◆ **To do**
Give back, unchanged, the lines of the data between the one holding "message-time: 11:30 PM (418, 628, 490, 647)" and the one holding "back-arrow-icon[interactable] (10, 30, 46, 66)", inclusive.
** start **
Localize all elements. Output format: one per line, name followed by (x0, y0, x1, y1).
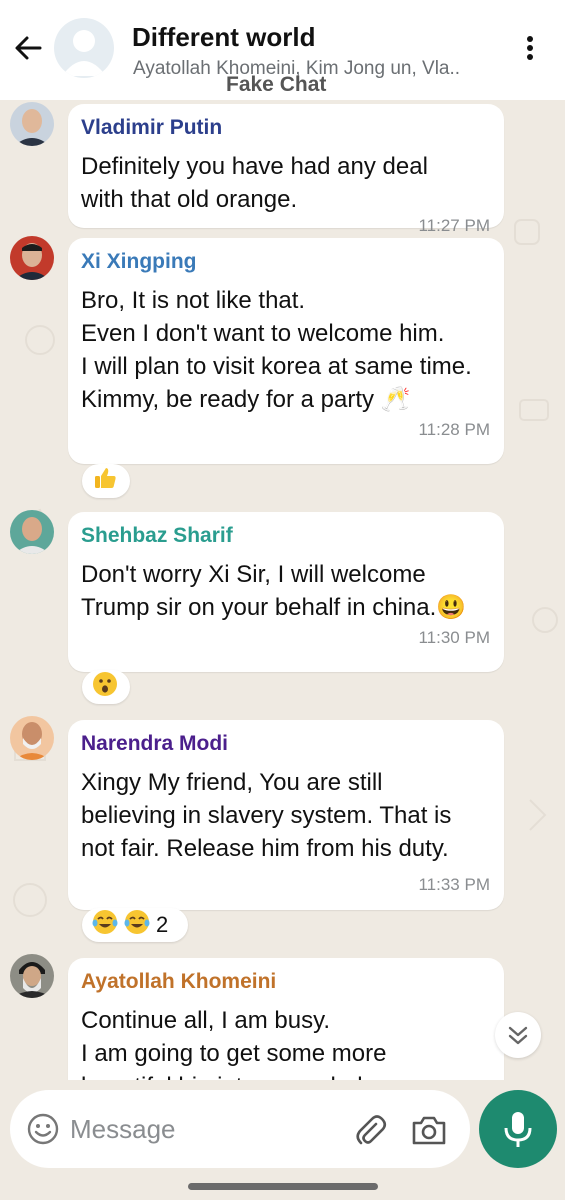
message-time: 11:30 PM (418, 628, 490, 647)
paperclip-icon[interactable] (352, 1112, 388, 1148)
tears-of-joy-icon (92, 909, 118, 941)
message-text: Bro, It is not like that. Even I don't w… (81, 287, 472, 413)
back-arrow-icon[interactable] (10, 30, 46, 66)
camera-icon[interactable] (410, 1112, 448, 1148)
emoji-icon[interactable] (26, 1112, 60, 1146)
chat-header: Different world Ayatollah Khomeini, Kim … (0, 0, 565, 100)
microphone-icon (504, 1112, 532, 1147)
reaction-badge[interactable]: 2 (82, 908, 188, 942)
tears-of-joy-icon (124, 909, 150, 941)
group-avatar[interactable] (54, 18, 114, 78)
more-options-icon[interactable] (520, 34, 540, 66)
avatar-shehbaz[interactable] (10, 510, 54, 554)
message-text: Don't worry Xi Sir, I will welcome Trump… (81, 561, 467, 621)
avatar-modi[interactable] (10, 716, 54, 760)
microphone-button[interactable] (479, 1090, 557, 1168)
sender-name[interactable]: Shehbaz Sharif (81, 524, 490, 548)
message-bubble[interactable]: Shehbaz Sharif Don't worry Xi Sir, I wil… (68, 512, 504, 672)
watermark-text: Fake Chat (226, 73, 327, 96)
message-time: 11:33 PM (418, 875, 490, 894)
message-composer (10, 1090, 470, 1168)
avatar-xi[interactable] (10, 236, 54, 280)
message-text: Xingy My friend, You are still believing… (81, 769, 452, 862)
message-bubble[interactable]: Xi Xingping Bro, It is not like that. Ev… (68, 238, 504, 464)
avatar-putin[interactable] (10, 102, 54, 146)
home-indicator (188, 1183, 378, 1190)
sender-name[interactable]: Ayatollah Khomeini (81, 970, 490, 994)
reaction-badge[interactable] (82, 464, 130, 498)
sender-name[interactable]: Xi Xingping (81, 250, 490, 274)
sender-name[interactable]: Narendra Modi (81, 732, 490, 756)
message-time: 11:27 PM (418, 216, 490, 235)
sender-name[interactable]: Vladimir Putin (81, 116, 490, 140)
double-chevron-down-icon (508, 1026, 528, 1045)
scroll-to-bottom-button[interactable] (495, 1012, 541, 1058)
message-bubble[interactable]: Ayatollah Khomeini Continue all, I am bu… (68, 958, 504, 1080)
thumbs-up-icon (92, 465, 118, 497)
avatar-khomeini[interactable] (10, 954, 54, 998)
message-bubble[interactable]: Vladimir Putin Definitely you have had a… (68, 104, 504, 235)
message-list[interactable]: Vladimir Putin Definitely you have had a… (0, 100, 565, 1080)
message-input[interactable] (68, 1108, 342, 1150)
chat-title[interactable]: Different world (132, 22, 315, 53)
message-bubble[interactable]: Narendra Modi Xingy My friend, You are s… (68, 720, 504, 910)
message-time: 11:28 PM (418, 420, 490, 439)
reaction-badge[interactable] (82, 670, 130, 704)
reaction-count: 2 (156, 912, 169, 937)
message-text: Definitely you have had any deal with th… (81, 153, 428, 213)
message-text: Continue all, I am busy. I am going to g… (81, 1007, 387, 1080)
surprised-face-icon (92, 671, 118, 703)
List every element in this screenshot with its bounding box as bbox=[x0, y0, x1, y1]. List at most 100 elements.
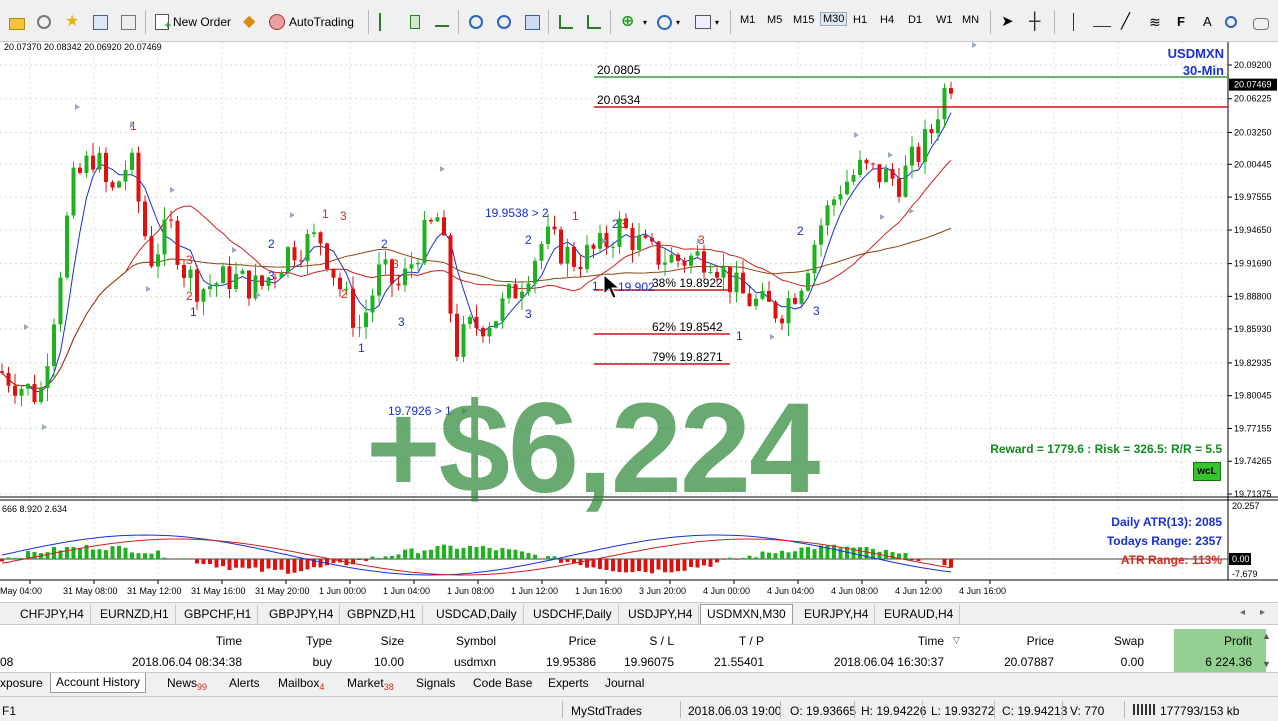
** end **
◆ **Answer to this task**
message-time: 11:30 PM (418, 628, 490, 647)
paperclip-icon[interactable] (352, 1112, 388, 1148)
tears-of-joy-icon (92, 909, 118, 941)
message-text: Bro, It is not like that. Even I don't w… (81, 287, 472, 413)
back-arrow-icon[interactable] (10, 30, 46, 66)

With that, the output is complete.